## Exercise description:
An exact reproduction of the records is required. Images must be left out.

Extracted records:

= Beginning of Section =

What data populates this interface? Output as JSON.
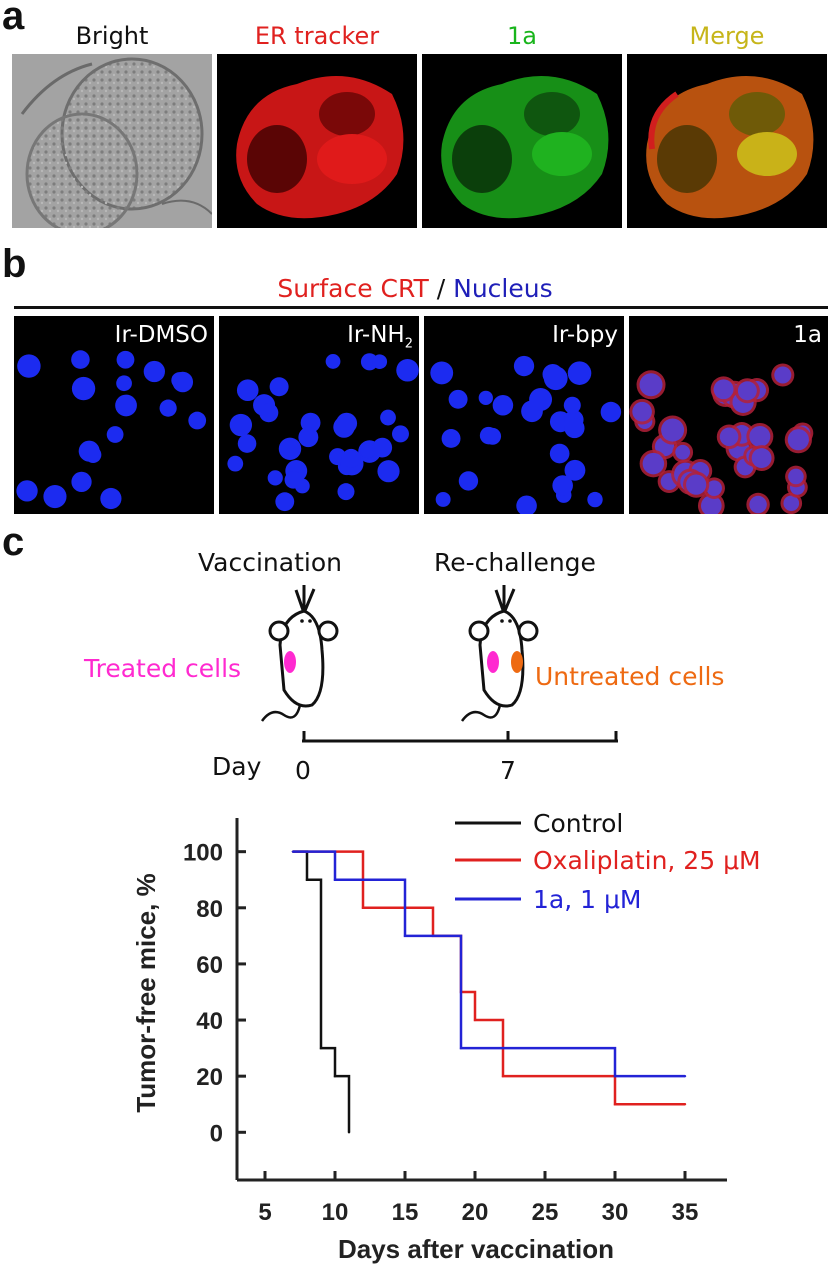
{
  "panel_a": {
    "letter": "a",
    "channels": [
      {
        "label": "Bright",
        "color": "#111111"
      },
      {
        "label": "ER tracker",
        "color": "#e0211f"
      },
      {
        "label": "1a",
        "color": "#19b51c"
      },
      {
        "label": "Merge",
        "color": "#c6b51a"
      }
    ]
  },
  "panel_b": {
    "letter": "b",
    "title_red": "Surface CRT",
    "title_sep": " / ",
    "title_blue": "Nucleus",
    "title_red_color": "#e0211f",
    "title_blue_color": "#1f1fb8",
    "treatments": [
      {
        "label": "Ir-DMSO"
      },
      {
        "label": "Ir-NH",
        "sub": "2"
      },
      {
        "label": "Ir-bpy"
      },
      {
        "label": "1a"
      }
    ]
  },
  "panel_c": {
    "letter": "c",
    "vaccination": "Vaccination",
    "rechallenge": "Re-challenge",
    "treated_cells": "Treated cells",
    "untreated_cells": "Untreated cells",
    "treated_color": "#ff2ad0",
    "untreated_color": "#ee6a12",
    "day_label": "Day",
    "day_ticks": [
      "0",
      "7"
    ]
  },
  "chart_data": {
    "type": "line",
    "step": true,
    "xlabel": "Days after vaccination",
    "ylabel": "Tumor-free mice, %",
    "xlim": [
      3,
      38
    ],
    "ylim": [
      -17,
      112
    ],
    "xticks": [
      5,
      10,
      15,
      20,
      25,
      30,
      35
    ],
    "yticks": [
      0,
      20,
      40,
      60,
      80,
      100
    ],
    "grid": false,
    "legend_position": "top-right",
    "series": [
      {
        "name": "Control",
        "color": "#111111",
        "x": [
          7,
          8,
          9,
          10,
          11
        ],
        "y": [
          100,
          90,
          30,
          20,
          0
        ]
      },
      {
        "name": "Oxaliplatin, 25 μM",
        "color": "#e0211f",
        "x": [
          7,
          12,
          17,
          19,
          20,
          22,
          30,
          35
        ],
        "y": [
          100,
          80,
          70,
          50,
          40,
          20,
          10,
          10
        ]
      },
      {
        "name": "1a, 1 μM",
        "color": "#2323d6",
        "x": [
          7,
          10,
          15,
          19,
          30,
          35
        ],
        "y": [
          100,
          90,
          70,
          30,
          20,
          20
        ]
      }
    ]
  }
}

= End of Section =

## Exercise output:
What data populates this interface? Output as JSON.
{
  "panel_a": {
    "letter": "a",
    "channels": [
      {
        "label": "Bright",
        "color": "#111111"
      },
      {
        "label": "ER tracker",
        "color": "#e0211f"
      },
      {
        "label": "1a",
        "color": "#19b51c"
      },
      {
        "label": "Merge",
        "color": "#c6b51a"
      }
    ]
  },
  "panel_b": {
    "letter": "b",
    "title_red": "Surface CRT",
    "title_sep": " / ",
    "title_blue": "Nucleus",
    "title_red_color": "#e0211f",
    "title_blue_color": "#1f1fb8",
    "treatments": [
      {
        "label": "Ir-DMSO"
      },
      {
        "label": "Ir-NH",
        "sub": "2"
      },
      {
        "label": "Ir-bpy"
      },
      {
        "label": "1a"
      }
    ]
  },
  "panel_c": {
    "letter": "c",
    "vaccination": "Vaccination",
    "rechallenge": "Re-challenge",
    "treated_cells": "Treated cells",
    "untreated_cells": "Untreated cells",
    "treated_color": "#ff2ad0",
    "untreated_color": "#ee6a12",
    "day_label": "Day",
    "day_ticks": [
      "0",
      "7"
    ]
  },
  "chart_data": {
    "type": "line",
    "step": true,
    "xlabel": "Days after vaccination",
    "ylabel": "Tumor-free mice, %",
    "xlim": [
      3,
      38
    ],
    "ylim": [
      -17,
      112
    ],
    "xticks": [
      5,
      10,
      15,
      20,
      25,
      30,
      35
    ],
    "yticks": [
      0,
      20,
      40,
      60,
      80,
      100
    ],
    "grid": false,
    "legend_position": "top-right",
    "series": [
      {
        "name": "Control",
        "color": "#111111",
        "x": [
          7,
          8,
          9,
          10,
          11
        ],
        "y": [
          100,
          90,
          30,
          20,
          0
        ]
      },
      {
        "name": "Oxaliplatin, 25 μM",
        "color": "#e0211f",
        "x": [
          7,
          12,
          17,
          19,
          20,
          22,
          30,
          35
        ],
        "y": [
          100,
          80,
          70,
          50,
          40,
          20,
          10,
          10
        ]
      },
      {
        "name": "1a, 1 μM",
        "color": "#2323d6",
        "x": [
          7,
          10,
          15,
          19,
          30,
          35
        ],
        "y": [
          100,
          90,
          70,
          30,
          20,
          20
        ]
      }
    ]
  }
}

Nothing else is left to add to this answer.